*** Data in this exercise ***

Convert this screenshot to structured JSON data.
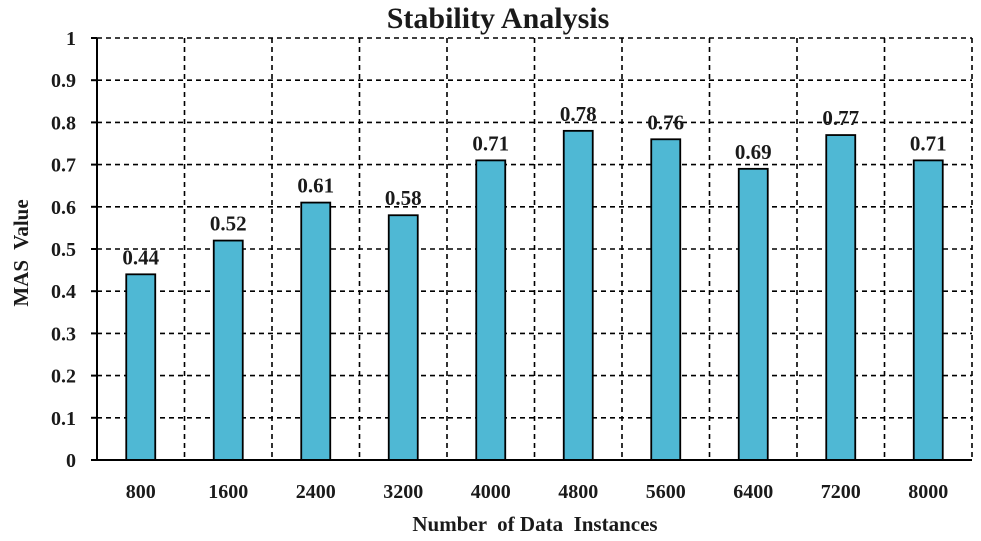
{
  "chart_data": {
    "type": "bar",
    "title": "Stability Analysis",
    "xlabel": "Number  of Data  Instances",
    "ylabel": "MAS  Value",
    "categories": [
      "800",
      "1600",
      "2400",
      "3200",
      "4000",
      "4800",
      "5600",
      "6400",
      "7200",
      "8000"
    ],
    "values": [
      0.44,
      0.52,
      0.61,
      0.58,
      0.71,
      0.78,
      0.76,
      0.69,
      0.77,
      0.71
    ],
    "data_labels": [
      "0.44",
      "0.52",
      "0.61",
      "0.58",
      "0.71",
      "0.78",
      "0.76",
      "0.69",
      "0.77",
      "0.71"
    ],
    "yticks": [
      "0",
      "0.1",
      "0.2",
      "0.3",
      "0.4",
      "0.5",
      "0.6",
      "0.7",
      "0.8",
      "0.9",
      "1"
    ],
    "ylim": [
      0,
      1
    ],
    "grid": true,
    "bar_color": "#4fb8d4",
    "legend": "none"
  }
}
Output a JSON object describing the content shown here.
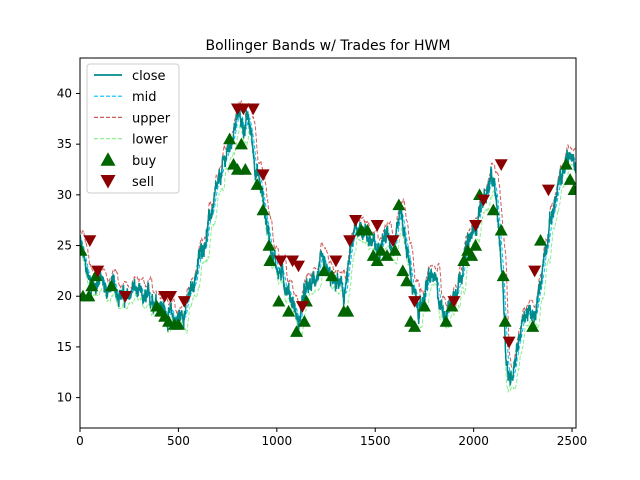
{
  "chart_data": {
    "type": "line",
    "title": "Bollinger Bands w/ Trades for HWM",
    "xlabel": "",
    "ylabel": "",
    "xlim": [
      0,
      2520
    ],
    "ylim": [
      7,
      43.5
    ],
    "xticks": [
      0,
      500,
      1000,
      1500,
      2000,
      2500
    ],
    "yticks": [
      10,
      15,
      20,
      25,
      30,
      35,
      40
    ],
    "legend_position": "upper-left",
    "grid": false,
    "close_anchors": [
      [
        0,
        25.5
      ],
      [
        25,
        23
      ],
      [
        50,
        21.5
      ],
      [
        75,
        21
      ],
      [
        100,
        22
      ],
      [
        130,
        20.5
      ],
      [
        160,
        21
      ],
      [
        200,
        20.5
      ],
      [
        240,
        19.5
      ],
      [
        270,
        21
      ],
      [
        300,
        20
      ],
      [
        330,
        19.5
      ],
      [
        370,
        20
      ],
      [
        400,
        19.5
      ],
      [
        430,
        18.5
      ],
      [
        460,
        18
      ],
      [
        490,
        17.8
      ],
      [
        520,
        18.2
      ],
      [
        550,
        19.5
      ],
      [
        580,
        21.5
      ],
      [
        610,
        24
      ],
      [
        640,
        26
      ],
      [
        670,
        28.5
      ],
      [
        700,
        30.5
      ],
      [
        730,
        33
      ],
      [
        760,
        35
      ],
      [
        790,
        37
      ],
      [
        810,
        38
      ],
      [
        830,
        36.5
      ],
      [
        850,
        37.5
      ],
      [
        870,
        36
      ],
      [
        890,
        33
      ],
      [
        910,
        31.5
      ],
      [
        930,
        29.5
      ],
      [
        950,
        27
      ],
      [
        970,
        25
      ],
      [
        990,
        23.5
      ],
      [
        1010,
        22.5
      ],
      [
        1030,
        22
      ],
      [
        1050,
        21
      ],
      [
        1070,
        20
      ],
      [
        1090,
        19
      ],
      [
        1110,
        17
      ],
      [
        1130,
        19.5
      ],
      [
        1150,
        20.5
      ],
      [
        1170,
        21
      ],
      [
        1200,
        22
      ],
      [
        1230,
        23
      ],
      [
        1260,
        22
      ],
      [
        1290,
        21
      ],
      [
        1310,
        21.5
      ],
      [
        1340,
        20
      ],
      [
        1360,
        22
      ],
      [
        1380,
        25
      ],
      [
        1400,
        26.5
      ],
      [
        1430,
        27
      ],
      [
        1460,
        26
      ],
      [
        1490,
        25
      ],
      [
        1510,
        24.5
      ],
      [
        1530,
        26
      ],
      [
        1560,
        26
      ],
      [
        1590,
        25
      ],
      [
        1610,
        27
      ],
      [
        1630,
        28.5
      ],
      [
        1650,
        26
      ],
      [
        1670,
        23.5
      ],
      [
        1690,
        21
      ],
      [
        1710,
        19
      ],
      [
        1730,
        18.5
      ],
      [
        1750,
        20.5
      ],
      [
        1770,
        21.5
      ],
      [
        1790,
        22
      ],
      [
        1810,
        21
      ],
      [
        1830,
        19
      ],
      [
        1860,
        18.5
      ],
      [
        1890,
        19.5
      ],
      [
        1910,
        21
      ],
      [
        1930,
        22
      ],
      [
        1950,
        23.5
      ],
      [
        1970,
        25
      ],
      [
        1990,
        26
      ],
      [
        2010,
        27
      ],
      [
        2030,
        28.5
      ],
      [
        2050,
        29.5
      ],
      [
        2070,
        30.5
      ],
      [
        2090,
        31.5
      ],
      [
        2110,
        30
      ],
      [
        2130,
        26
      ],
      [
        2150,
        21
      ],
      [
        2165,
        14
      ],
      [
        2180,
        11.5
      ],
      [
        2195,
        12.5
      ],
      [
        2210,
        14
      ],
      [
        2230,
        16
      ],
      [
        2250,
        17.5
      ],
      [
        2270,
        18.5
      ],
      [
        2290,
        18
      ],
      [
        2310,
        17.5
      ],
      [
        2330,
        20
      ],
      [
        2350,
        23
      ],
      [
        2370,
        25.5
      ],
      [
        2390,
        27.5
      ],
      [
        2410,
        29
      ],
      [
        2430,
        30.5
      ],
      [
        2450,
        32
      ],
      [
        2470,
        33.5
      ],
      [
        2490,
        34
      ],
      [
        2510,
        33
      ],
      [
        2520,
        32.5
      ]
    ],
    "series": [
      {
        "name": "close",
        "style": "solid",
        "color": "#008b8b"
      },
      {
        "name": "mid",
        "style": "dashed",
        "color": "#00bfff"
      },
      {
        "name": "upper",
        "style": "dashed",
        "color": "#cd5c5c"
      },
      {
        "name": "lower",
        "style": "dashed",
        "color": "#90ee90"
      }
    ],
    "buy_points": [
      [
        5,
        24.5
      ],
      [
        15,
        20
      ],
      [
        45,
        20
      ],
      [
        60,
        21
      ],
      [
        80,
        22
      ],
      [
        160,
        21
      ],
      [
        390,
        19
      ],
      [
        410,
        18.5
      ],
      [
        430,
        18
      ],
      [
        450,
        17.5
      ],
      [
        480,
        17.2
      ],
      [
        500,
        17.2
      ],
      [
        760,
        35.5
      ],
      [
        780,
        33
      ],
      [
        800,
        32.5
      ],
      [
        820,
        35
      ],
      [
        840,
        32.5
      ],
      [
        900,
        31
      ],
      [
        930,
        28.5
      ],
      [
        960,
        25
      ],
      [
        965,
        23.5
      ],
      [
        1010,
        19.5
      ],
      [
        1060,
        18.5
      ],
      [
        1100,
        16.5
      ],
      [
        1140,
        17.5
      ],
      [
        1150,
        19.5
      ],
      [
        1240,
        22.5
      ],
      [
        1280,
        22
      ],
      [
        1340,
        18.5
      ],
      [
        1360,
        18.5
      ],
      [
        1430,
        26.5
      ],
      [
        1460,
        26.5
      ],
      [
        1490,
        24
      ],
      [
        1510,
        23.5
      ],
      [
        1530,
        24.5
      ],
      [
        1560,
        24
      ],
      [
        1600,
        24.5
      ],
      [
        1620,
        29
      ],
      [
        1640,
        22.5
      ],
      [
        1660,
        21.5
      ],
      [
        1680,
        17.5
      ],
      [
        1700,
        17
      ],
      [
        1750,
        19
      ],
      [
        1860,
        17.5
      ],
      [
        1890,
        19
      ],
      [
        1950,
        23.5
      ],
      [
        1970,
        24.5
      ],
      [
        1990,
        24
      ],
      [
        2010,
        25
      ],
      [
        2030,
        30
      ],
      [
        2100,
        28.5
      ],
      [
        2140,
        26.5
      ],
      [
        2150,
        22
      ],
      [
        2160,
        17.5
      ],
      [
        2300,
        17
      ],
      [
        2340,
        25.5
      ],
      [
        2470,
        33
      ],
      [
        2490,
        31.5
      ],
      [
        2510,
        30.5
      ]
    ],
    "sell_points": [
      [
        50,
        25.5
      ],
      [
        90,
        22.5
      ],
      [
        230,
        20
      ],
      [
        430,
        20
      ],
      [
        460,
        20
      ],
      [
        530,
        19.5
      ],
      [
        800,
        38.5
      ],
      [
        830,
        38.5
      ],
      [
        880,
        38.5
      ],
      [
        930,
        32
      ],
      [
        1020,
        23.5
      ],
      [
        1080,
        23.5
      ],
      [
        1110,
        23
      ],
      [
        1130,
        19
      ],
      [
        1300,
        23.5
      ],
      [
        1370,
        25.5
      ],
      [
        1400,
        27.5
      ],
      [
        1510,
        27
      ],
      [
        1590,
        25.5
      ],
      [
        1700,
        19.5
      ],
      [
        1900,
        19.5
      ],
      [
        2010,
        27
      ],
      [
        2050,
        29.5
      ],
      [
        2140,
        33
      ],
      [
        2180,
        15.5
      ],
      [
        2310,
        22.5
      ],
      [
        2380,
        30.5
      ]
    ],
    "legend": [
      {
        "label": "close",
        "kind": "line",
        "style": "solid",
        "color": "#008b8b"
      },
      {
        "label": "mid",
        "kind": "line",
        "style": "dashed",
        "color": "#00bfff"
      },
      {
        "label": "upper",
        "kind": "line",
        "style": "dashed",
        "color": "#cd5c5c"
      },
      {
        "label": "lower",
        "kind": "line",
        "style": "dashed",
        "color": "#90ee90"
      },
      {
        "label": "buy",
        "kind": "marker",
        "marker": "triangle-up",
        "color": "#006400"
      },
      {
        "label": "sell",
        "kind": "marker",
        "marker": "triangle-down",
        "color": "#8b0000"
      }
    ]
  }
}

***

| Given instruction |
Only the number is wanted: how many lines of the material contain the word "name"?

| Answer to the exercise |
4